• _EXERCISE BRIEF_: Copy the records below exactly, leaving out any pictures.
"""
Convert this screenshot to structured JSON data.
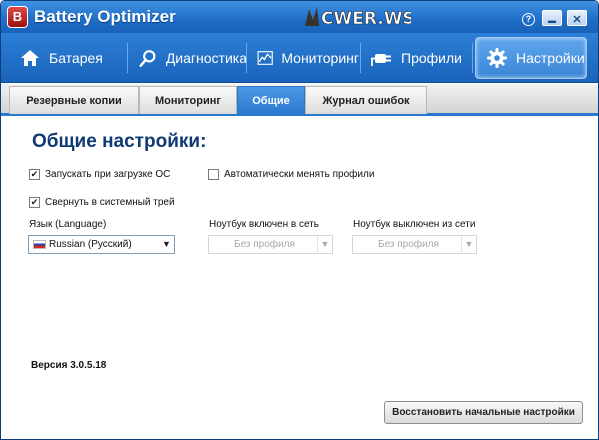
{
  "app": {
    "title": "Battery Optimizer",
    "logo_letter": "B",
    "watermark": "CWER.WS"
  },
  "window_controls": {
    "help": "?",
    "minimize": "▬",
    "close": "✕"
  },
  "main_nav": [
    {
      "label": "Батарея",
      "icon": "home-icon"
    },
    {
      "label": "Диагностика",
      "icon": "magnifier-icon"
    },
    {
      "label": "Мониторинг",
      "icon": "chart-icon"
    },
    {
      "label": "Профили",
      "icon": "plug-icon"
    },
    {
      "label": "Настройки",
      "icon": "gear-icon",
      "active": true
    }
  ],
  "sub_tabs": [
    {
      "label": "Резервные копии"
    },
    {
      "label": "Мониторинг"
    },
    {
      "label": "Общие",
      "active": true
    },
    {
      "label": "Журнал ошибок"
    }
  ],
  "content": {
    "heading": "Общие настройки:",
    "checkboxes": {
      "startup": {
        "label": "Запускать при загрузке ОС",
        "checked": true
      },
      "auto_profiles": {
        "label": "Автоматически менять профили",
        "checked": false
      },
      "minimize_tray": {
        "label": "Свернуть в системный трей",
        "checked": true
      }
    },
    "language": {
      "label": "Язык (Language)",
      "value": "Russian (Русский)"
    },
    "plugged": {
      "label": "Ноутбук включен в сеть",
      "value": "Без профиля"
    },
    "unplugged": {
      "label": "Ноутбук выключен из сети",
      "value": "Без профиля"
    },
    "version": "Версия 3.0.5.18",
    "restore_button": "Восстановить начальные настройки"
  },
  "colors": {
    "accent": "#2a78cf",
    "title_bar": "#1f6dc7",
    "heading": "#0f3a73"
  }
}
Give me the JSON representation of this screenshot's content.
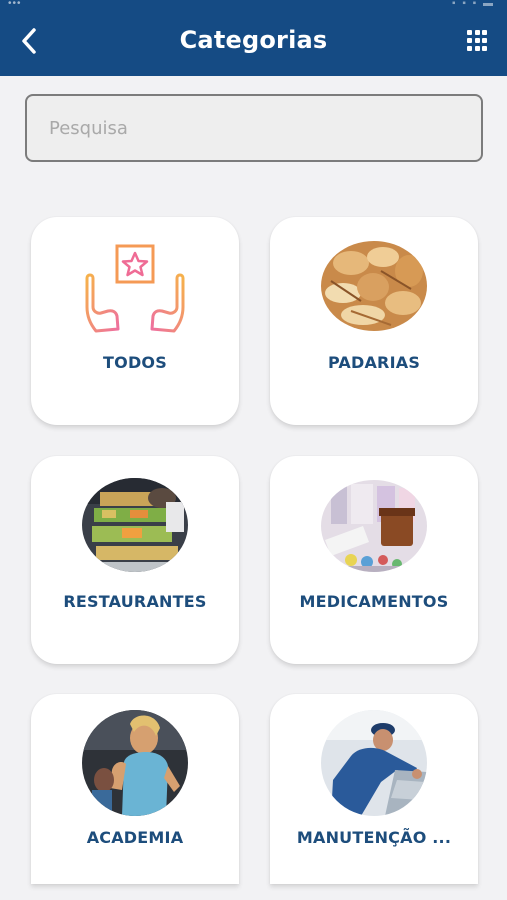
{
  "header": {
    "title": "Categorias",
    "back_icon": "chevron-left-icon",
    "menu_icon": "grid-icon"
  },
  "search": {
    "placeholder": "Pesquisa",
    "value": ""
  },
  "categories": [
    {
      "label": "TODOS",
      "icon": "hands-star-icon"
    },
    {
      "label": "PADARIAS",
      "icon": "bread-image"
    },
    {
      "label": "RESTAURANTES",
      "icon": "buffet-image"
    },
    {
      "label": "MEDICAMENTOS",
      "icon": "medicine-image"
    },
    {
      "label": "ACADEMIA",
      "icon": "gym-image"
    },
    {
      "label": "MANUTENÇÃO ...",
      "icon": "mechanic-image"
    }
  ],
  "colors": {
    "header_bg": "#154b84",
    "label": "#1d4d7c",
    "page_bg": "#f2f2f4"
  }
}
"""
• _SOLUTION TO THE EXERCISE_:
Convert this screenshot to structured JSON data.
{
  "app": {
    "title": "Battery Optimizer",
    "logo_letter": "B",
    "watermark": "CWER.WS"
  },
  "window_controls": {
    "help": "?",
    "minimize": "▬",
    "close": "✕"
  },
  "main_nav": [
    {
      "label": "Батарея",
      "icon": "home-icon"
    },
    {
      "label": "Диагностика",
      "icon": "magnifier-icon"
    },
    {
      "label": "Мониторинг",
      "icon": "chart-icon"
    },
    {
      "label": "Профили",
      "icon": "plug-icon"
    },
    {
      "label": "Настройки",
      "icon": "gear-icon",
      "active": true
    }
  ],
  "sub_tabs": [
    {
      "label": "Резервные копии"
    },
    {
      "label": "Мониторинг"
    },
    {
      "label": "Общие",
      "active": true
    },
    {
      "label": "Журнал ошибок"
    }
  ],
  "content": {
    "heading": "Общие настройки:",
    "checkboxes": {
      "startup": {
        "label": "Запускать при загрузке ОС",
        "checked": true
      },
      "auto_profiles": {
        "label": "Автоматически менять профили",
        "checked": false
      },
      "minimize_tray": {
        "label": "Свернуть в системный трей",
        "checked": true
      }
    },
    "language": {
      "label": "Язык (Language)",
      "value": "Russian (Русский)"
    },
    "plugged": {
      "label": "Ноутбук включен в сеть",
      "value": "Без профиля"
    },
    "unplugged": {
      "label": "Ноутбук выключен из сети",
      "value": "Без профиля"
    },
    "version": "Версия 3.0.5.18",
    "restore_button": "Восстановить начальные настройки"
  },
  "colors": {
    "accent": "#2a78cf",
    "title_bar": "#1f6dc7",
    "heading": "#0f3a73"
  }
}
Give me the JSON representation of this screenshot's content.
{
  "header": {
    "title": "Categorias",
    "back_icon": "chevron-left-icon",
    "menu_icon": "grid-icon"
  },
  "search": {
    "placeholder": "Pesquisa",
    "value": ""
  },
  "categories": [
    {
      "label": "TODOS",
      "icon": "hands-star-icon"
    },
    {
      "label": "PADARIAS",
      "icon": "bread-image"
    },
    {
      "label": "RESTAURANTES",
      "icon": "buffet-image"
    },
    {
      "label": "MEDICAMENTOS",
      "icon": "medicine-image"
    },
    {
      "label": "ACADEMIA",
      "icon": "gym-image"
    },
    {
      "label": "MANUTENÇÃO ...",
      "icon": "mechanic-image"
    }
  ],
  "colors": {
    "header_bg": "#154b84",
    "label": "#1d4d7c",
    "page_bg": "#f2f2f4"
  }
}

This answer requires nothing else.